## AIM OF THE TASK
Retype exactly the stretch of lines that begins at the line containing "What text is on this page?" and ends at the last line of the data, with no other lines.

## TASK MATERIAL
Start

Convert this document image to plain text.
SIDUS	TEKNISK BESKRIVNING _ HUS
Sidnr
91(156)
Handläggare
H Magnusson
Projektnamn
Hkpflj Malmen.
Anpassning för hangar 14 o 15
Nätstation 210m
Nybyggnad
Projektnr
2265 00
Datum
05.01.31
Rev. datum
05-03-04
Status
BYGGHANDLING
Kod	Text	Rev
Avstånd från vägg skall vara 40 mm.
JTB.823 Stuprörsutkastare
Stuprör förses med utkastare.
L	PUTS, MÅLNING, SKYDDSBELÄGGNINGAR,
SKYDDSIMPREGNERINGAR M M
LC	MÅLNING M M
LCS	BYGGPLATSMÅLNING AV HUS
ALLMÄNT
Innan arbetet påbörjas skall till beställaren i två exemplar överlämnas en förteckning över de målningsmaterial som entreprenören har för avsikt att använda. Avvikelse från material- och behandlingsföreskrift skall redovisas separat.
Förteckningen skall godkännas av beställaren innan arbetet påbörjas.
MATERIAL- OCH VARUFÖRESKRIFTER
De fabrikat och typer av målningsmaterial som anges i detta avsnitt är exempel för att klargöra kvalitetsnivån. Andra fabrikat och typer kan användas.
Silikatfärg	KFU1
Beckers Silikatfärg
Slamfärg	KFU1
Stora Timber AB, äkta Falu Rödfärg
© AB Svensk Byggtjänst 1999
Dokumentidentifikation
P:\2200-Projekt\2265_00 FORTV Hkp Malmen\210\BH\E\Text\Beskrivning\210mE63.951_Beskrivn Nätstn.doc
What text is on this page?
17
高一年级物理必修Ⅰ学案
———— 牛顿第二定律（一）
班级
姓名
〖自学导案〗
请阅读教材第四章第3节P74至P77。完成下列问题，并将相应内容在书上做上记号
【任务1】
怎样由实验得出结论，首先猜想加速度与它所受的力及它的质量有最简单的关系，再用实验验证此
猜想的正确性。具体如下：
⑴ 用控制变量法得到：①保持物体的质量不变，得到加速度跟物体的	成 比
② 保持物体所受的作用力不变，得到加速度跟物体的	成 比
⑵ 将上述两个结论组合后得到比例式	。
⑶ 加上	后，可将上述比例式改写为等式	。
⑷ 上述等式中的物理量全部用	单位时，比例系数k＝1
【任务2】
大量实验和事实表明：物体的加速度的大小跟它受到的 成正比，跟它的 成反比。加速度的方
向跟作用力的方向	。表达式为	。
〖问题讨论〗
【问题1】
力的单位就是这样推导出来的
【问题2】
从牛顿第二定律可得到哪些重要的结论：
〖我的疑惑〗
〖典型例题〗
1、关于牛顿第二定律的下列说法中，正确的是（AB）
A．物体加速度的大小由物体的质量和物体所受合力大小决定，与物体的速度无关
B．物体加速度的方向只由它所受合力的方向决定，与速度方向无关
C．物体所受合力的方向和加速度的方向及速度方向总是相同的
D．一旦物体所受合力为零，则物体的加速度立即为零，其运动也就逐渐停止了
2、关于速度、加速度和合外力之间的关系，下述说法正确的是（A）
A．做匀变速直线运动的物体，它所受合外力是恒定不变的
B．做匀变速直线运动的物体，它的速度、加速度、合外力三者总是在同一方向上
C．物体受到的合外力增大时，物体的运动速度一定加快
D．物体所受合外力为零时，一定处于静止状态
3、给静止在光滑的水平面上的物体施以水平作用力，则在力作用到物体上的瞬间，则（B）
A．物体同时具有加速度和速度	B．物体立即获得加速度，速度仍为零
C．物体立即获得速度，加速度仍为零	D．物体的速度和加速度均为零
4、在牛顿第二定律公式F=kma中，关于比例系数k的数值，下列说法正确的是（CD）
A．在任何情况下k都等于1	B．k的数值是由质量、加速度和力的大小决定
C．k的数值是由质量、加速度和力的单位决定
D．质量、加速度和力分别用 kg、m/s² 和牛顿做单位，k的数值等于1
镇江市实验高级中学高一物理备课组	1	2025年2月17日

End

## COMPLETE RESPONSE
What text is on this page?
17
高一年级物理必修Ⅰ学案
———— 牛顿第二定律（一）
班级
姓名
〖自学导案〗
请阅读教材第四章第3节P74至P77。完成下列问题，并将相应内容在书上做上记号
【任务1】
怎样由实验得出结论，首先猜想加速度与它所受的力及它的质量有最简单的关系，再用实验验证此
猜想的正确性。具体如下：
⑴ 用控制变量法得到：①保持物体的质量不变，得到加速度跟物体的	成 比
② 保持物体所受的作用力不变，得到加速度跟物体的	成 比
⑵ 将上述两个结论组合后得到比例式	。
⑶ 加上	后，可将上述比例式改写为等式	。
⑷ 上述等式中的物理量全部用	单位时，比例系数k＝1
【任务2】
大量实验和事实表明：物体的加速度的大小跟它受到的 成正比，跟它的 成反比。加速度的方
向跟作用力的方向	。表达式为	。
〖问题讨论〗
【问题1】
力的单位就是这样推导出来的
【问题2】
从牛顿第二定律可得到哪些重要的结论：
〖我的疑惑〗
〖典型例题〗
1、关于牛顿第二定律的下列说法中，正确的是（AB）
A．物体加速度的大小由物体的质量和物体所受合力大小决定，与物体的速度无关
B．物体加速度的方向只由它所受合力的方向决定，与速度方向无关
C．物体所受合力的方向和加速度的方向及速度方向总是相同的
D．一旦物体所受合力为零，则物体的加速度立即为零，其运动也就逐渐停止了
2、关于速度、加速度和合外力之间的关系，下述说法正确的是（A）
A．做匀变速直线运动的物体，它所受合外力是恒定不变的
B．做匀变速直线运动的物体，它的速度、加速度、合外力三者总是在同一方向上
C．物体受到的合外力增大时，物体的运动速度一定加快
D．物体所受合外力为零时，一定处于静止状态
3、给静止在光滑的水平面上的物体施以水平作用力，则在力作用到物体上的瞬间，则（B）
A．物体同时具有加速度和速度	B．物体立即获得加速度，速度仍为零
C．物体立即获得速度，加速度仍为零	D．物体的速度和加速度均为零
4、在牛顿第二定律公式F=kma中，关于比例系数k的数值，下列说法正确的是（CD）
A．在任何情况下k都等于1	B．k的数值是由质量、加速度和力的大小决定
C．k的数值是由质量、加速度和力的单位决定
D．质量、加速度和力分别用 kg、m/s² 和牛顿做单位，k的数值等于1
镇江市实验高级中学高一物理备课组	1	2025年2月17日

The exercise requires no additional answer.